In the early 1970s, when Gary Gygax was using the dungeons beneath Castle Greyhawk to playtest the game that would become known as Dungeons & Dragons, he did not include any references to any organized religion. Eventually his players asked that their clerics be able to gain their powers from someone more specific than "the gods". Gygax, with tongue in cheek, created two gods; Pholtus, and Saint Cuthbert.

===Phyton===
Phyton is the Suel god of Nature, Beauty, and Farming. Phyton's symbol is a scimitar in front of an oak tree.

===Procan===
Procan is the Oeridian god of Seas, Sea Life, Salt, Sea Weather, and Navigation. His holy symbol is a gold and coral trident above or piercing a cresting wave.

===Pyremius===
Pyremius is the Suel god of Assassins, Fire, Poison, and Murder. His symbol is a demonic face with ears like a bat's wings. Pyremius is depicted as a hideous human with a bald, jermlaine-like head. He wears large bracers of brass. He wields a sword, the Red Light of Hades, and a whip called the Viper of Hades. Pyremius's closest allies are the goddess Syrul and the Oinoloth Mydianchlarus. He is distrustful of all other gods; he remembers how he betrayed Ranet, the previous Suel deity of fire, and doesn't wish for the same thing to happen to him. Geshtai particularly loathes him.

Pyremius was first detailed for the Dungeons & Dragons game in the World of Greyhawk Fantasy Game Setting (1983), by Gary Gygax. He was one of the deities described in the From the Ashes] set (1992). Pyremius's role in the 3rd edition Greyhawk setting was defined in the Living Greyhawk Gazetteer (2000).

==R==

===Ralishaz===
Ralishaz is the god of Chance, Ill Luck, Misfortune, and Insanity. His holy symbol is composed of three sticks of bone.

===Rao===
Rao is the Flan god of Peace, Reason, and Serenity. His holy symbol is a heart-shaped mask with a calm expression, or a simple white heart crafted of metal or wood. His followers are called Raoans.

STORED RECORDS
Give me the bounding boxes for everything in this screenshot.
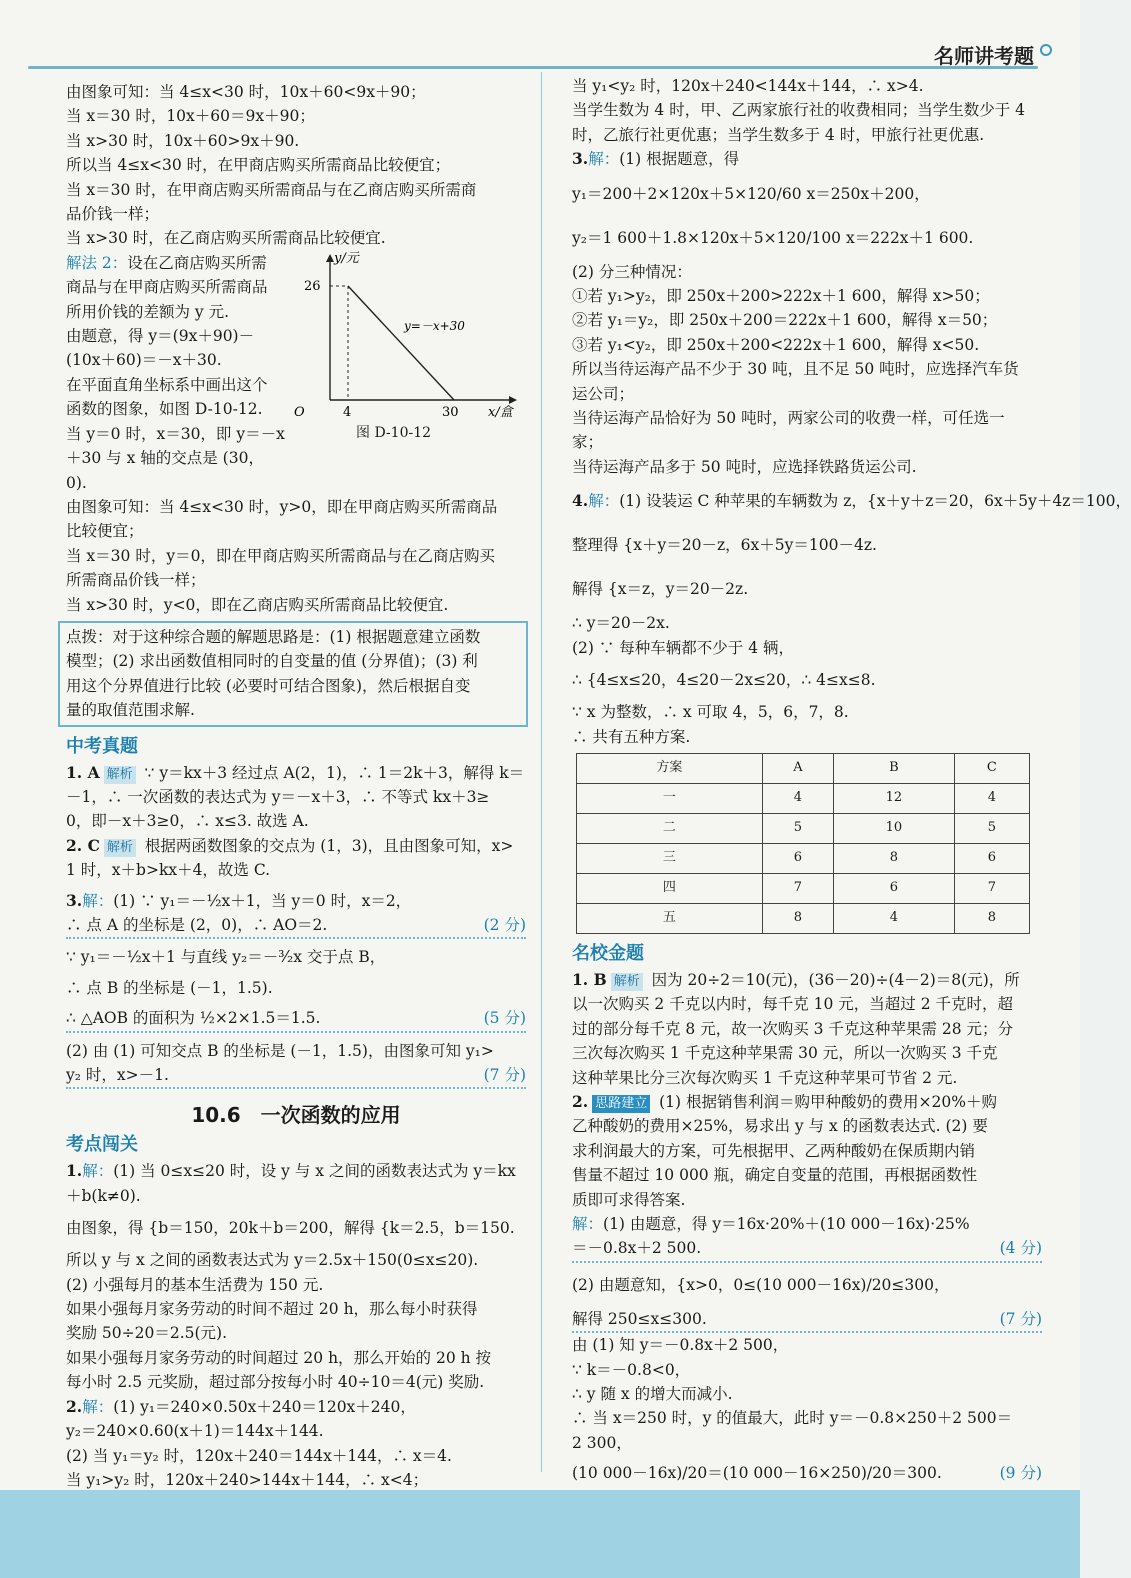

---

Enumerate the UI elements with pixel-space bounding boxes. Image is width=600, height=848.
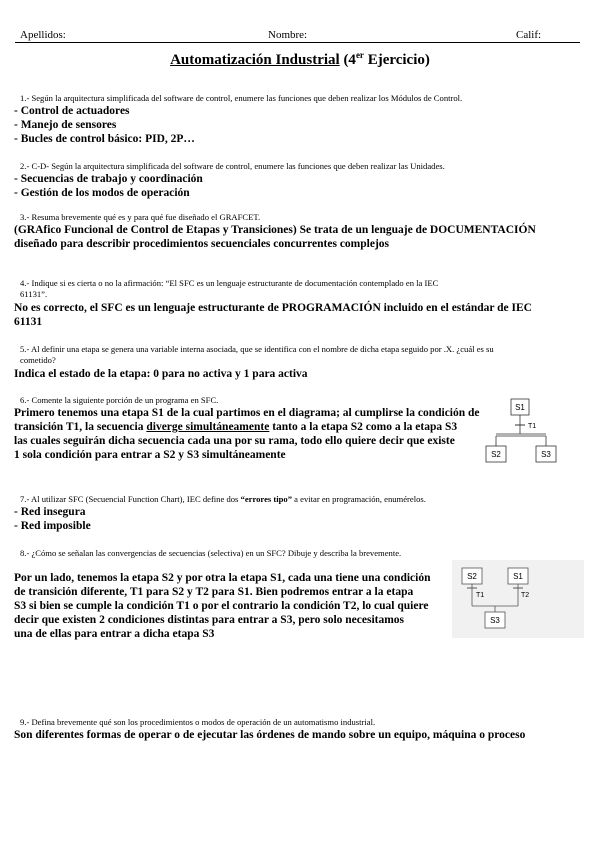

TASKS FOR THIS EXERCISE
[1] In the passage on Greyhawk deities, retype the text that begins at the words "In the early" and stops after "a cresting wave.".
[2] In the passage on Greyhawk deities, what are the followers of Rao called?

ANSWERS PROVIDED
[1]
In the early 1970s, when Gary Gygax was using the dungeons beneath Castle Greyhawk to playtest the game that would become known as Dungeons & Dragons, he did not include any references to any organized religion. Eventually his players asked that their clerics be able to gain their powers from someone more specific than "the gods". Gygax, with tongue in cheek, created two gods; Pholtus, and Saint Cuthbert.

===Phyton===
Phyton is the Suel god of Nature, Beauty, and Farming. Phyton's symbol is a scimitar in front of an oak tree.

===Procan===
Procan is the Oeridian god of Seas, Sea Life, Salt, Sea Weather, and Navigation. His holy symbol is a gold and coral trident above or piercing a cresting wave.

[2] Raoans